* START Supplied data *
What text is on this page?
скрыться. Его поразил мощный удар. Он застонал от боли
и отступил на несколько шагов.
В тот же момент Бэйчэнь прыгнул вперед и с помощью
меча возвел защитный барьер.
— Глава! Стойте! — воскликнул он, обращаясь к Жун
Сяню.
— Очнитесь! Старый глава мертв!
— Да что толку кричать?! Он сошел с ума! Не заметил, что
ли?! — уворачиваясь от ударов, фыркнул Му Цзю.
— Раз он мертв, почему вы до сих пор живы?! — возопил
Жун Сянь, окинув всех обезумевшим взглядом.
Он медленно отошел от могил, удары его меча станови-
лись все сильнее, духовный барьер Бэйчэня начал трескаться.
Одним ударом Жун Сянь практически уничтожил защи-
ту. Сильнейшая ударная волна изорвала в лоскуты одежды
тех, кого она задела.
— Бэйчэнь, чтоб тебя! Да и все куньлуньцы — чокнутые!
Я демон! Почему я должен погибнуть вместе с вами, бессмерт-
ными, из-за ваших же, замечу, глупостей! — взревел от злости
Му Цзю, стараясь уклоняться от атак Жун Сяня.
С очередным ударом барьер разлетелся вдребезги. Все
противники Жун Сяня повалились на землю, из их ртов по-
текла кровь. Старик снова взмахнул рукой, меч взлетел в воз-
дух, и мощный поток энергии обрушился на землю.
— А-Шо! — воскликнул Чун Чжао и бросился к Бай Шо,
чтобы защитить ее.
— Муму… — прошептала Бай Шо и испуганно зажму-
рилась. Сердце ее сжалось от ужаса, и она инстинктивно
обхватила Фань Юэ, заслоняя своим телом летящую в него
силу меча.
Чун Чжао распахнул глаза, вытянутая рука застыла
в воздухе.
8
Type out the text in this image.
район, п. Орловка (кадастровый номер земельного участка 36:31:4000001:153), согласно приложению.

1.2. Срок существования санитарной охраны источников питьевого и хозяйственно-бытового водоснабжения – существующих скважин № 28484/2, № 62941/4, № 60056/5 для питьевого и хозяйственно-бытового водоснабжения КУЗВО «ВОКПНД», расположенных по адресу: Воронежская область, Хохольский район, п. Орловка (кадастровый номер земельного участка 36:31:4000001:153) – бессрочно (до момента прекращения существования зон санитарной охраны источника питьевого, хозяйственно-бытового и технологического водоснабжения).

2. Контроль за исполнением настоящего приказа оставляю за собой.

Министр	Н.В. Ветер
* END Supplied data *
[What this task involves]:
Copy each line of the entries that includes the word "кадастровый".

[Result of the exercise]:
район, п. Орловка (кадастровый номер земельного участка 36:31:4000001:153), согласно приложению.
1.2. Срок существования санитарной охраны источников питьевого и хозяйственно-бытового водоснабжения – существующих скважин № 28484/2, № 62941/4, № 60056/5 для питьевого и хозяйственно-бытового водоснабжения КУЗВО «ВОКПНД», расположенных по адресу: Воронежская область, Хохольский район, п. Орловка (кадастровый номер земельного участка 36:31:4000001:153) – бессрочно (до момента прекращения существования зон санитарной охраны источника питьевого, хозяйственно-бытового и технологического водоснабжения).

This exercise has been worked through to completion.